[Figure record listings]
________________________________________

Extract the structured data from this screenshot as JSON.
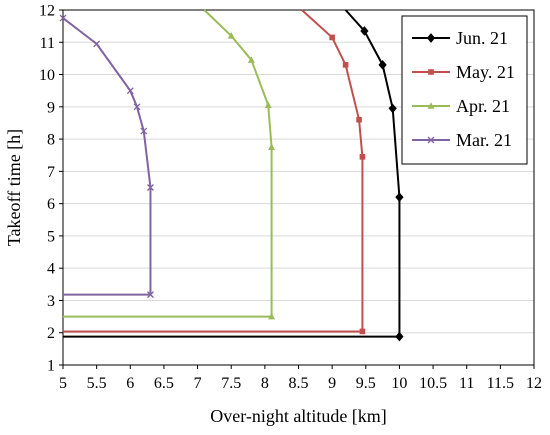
{
  "chart_data": {
    "type": "line",
    "xlabel": "Over-night altitude [km]",
    "ylabel": "Takeoff time [h]",
    "xlim": [
      5,
      12
    ],
    "ylim": [
      1,
      12
    ],
    "xticks": [
      5,
      5.5,
      6,
      6.5,
      7,
      7.5,
      8,
      8.5,
      9,
      9.5,
      10,
      10.5,
      11,
      11.5,
      12
    ],
    "yticks": [
      1,
      2,
      3,
      4,
      5,
      6,
      7,
      8,
      9,
      10,
      11,
      12
    ],
    "xtick_labels": [
      "5",
      "5.5",
      "6",
      "6.5",
      "7",
      "7.5",
      "8",
      "8.5",
      "9",
      "9.5",
      "10",
      "10.5",
      "11",
      "11.5",
      "12"
    ],
    "ytick_labels": [
      "1",
      "2",
      "3",
      "4",
      "5",
      "6",
      "7",
      "8",
      "9",
      "10",
      "11",
      "12"
    ],
    "grid": "horizontal",
    "legend_position": "top-right",
    "series": [
      {
        "name": "Jun. 21",
        "color": "#000000",
        "marker": "diamond",
        "points": [
          [
            5,
            1.88
          ],
          [
            10,
            1.88
          ],
          [
            10,
            6.2
          ],
          [
            9.9,
            8.95
          ],
          [
            9.75,
            10.3
          ],
          [
            9.48,
            11.35
          ],
          [
            9.2,
            12
          ]
        ],
        "marker_points": [
          [
            10,
            1.88
          ],
          [
            10,
            6.2
          ],
          [
            9.9,
            8.95
          ],
          [
            9.75,
            10.3
          ],
          [
            9.48,
            11.35
          ]
        ]
      },
      {
        "name": "May. 21",
        "color": "#c0504d",
        "marker": "square",
        "points": [
          [
            5,
            2.04
          ],
          [
            9.45,
            2.04
          ],
          [
            9.45,
            7.45
          ],
          [
            9.4,
            8.6
          ],
          [
            9.2,
            10.3
          ],
          [
            9.0,
            11.15
          ],
          [
            8.55,
            12
          ]
        ],
        "marker_points": [
          [
            9.45,
            2.04
          ],
          [
            9.45,
            7.45
          ],
          [
            9.4,
            8.6
          ],
          [
            9.2,
            10.3
          ],
          [
            9.0,
            11.15
          ]
        ]
      },
      {
        "name": "Apr. 21",
        "color": "#9bbb59",
        "marker": "triangle",
        "points": [
          [
            5,
            2.5
          ],
          [
            8.1,
            2.5
          ],
          [
            8.1,
            7.75
          ],
          [
            8.05,
            9.05
          ],
          [
            7.8,
            10.45
          ],
          [
            7.5,
            11.2
          ],
          [
            7.1,
            12
          ]
        ],
        "marker_points": [
          [
            8.1,
            2.5
          ],
          [
            8.1,
            7.75
          ],
          [
            8.05,
            9.05
          ],
          [
            7.8,
            10.45
          ],
          [
            7.5,
            11.2
          ]
        ]
      },
      {
        "name": "Mar. 21",
        "color": "#8064a2",
        "marker": "x",
        "points": [
          [
            5,
            3.18
          ],
          [
            6.3,
            3.18
          ],
          [
            6.3,
            6.5
          ],
          [
            6.2,
            8.25
          ],
          [
            6.1,
            9.0
          ],
          [
            6.0,
            9.5
          ],
          [
            5.5,
            10.95
          ],
          [
            5.0,
            11.75
          ]
        ],
        "marker_points": [
          [
            6.3,
            3.18
          ],
          [
            6.3,
            6.5
          ],
          [
            6.2,
            8.25
          ],
          [
            6.1,
            9.0
          ],
          [
            6.0,
            9.5
          ],
          [
            5.5,
            10.95
          ],
          [
            5.0,
            11.75
          ]
        ]
      }
    ]
  }
}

________________________________________

PROMPT: Search the data for the string "name". List each line that has it.

RESPONSE BELOW:
        "name": "Jun. 21",
        "name": "May. 21",
        "name": "Apr. 21",
        "name": "Mar. 21",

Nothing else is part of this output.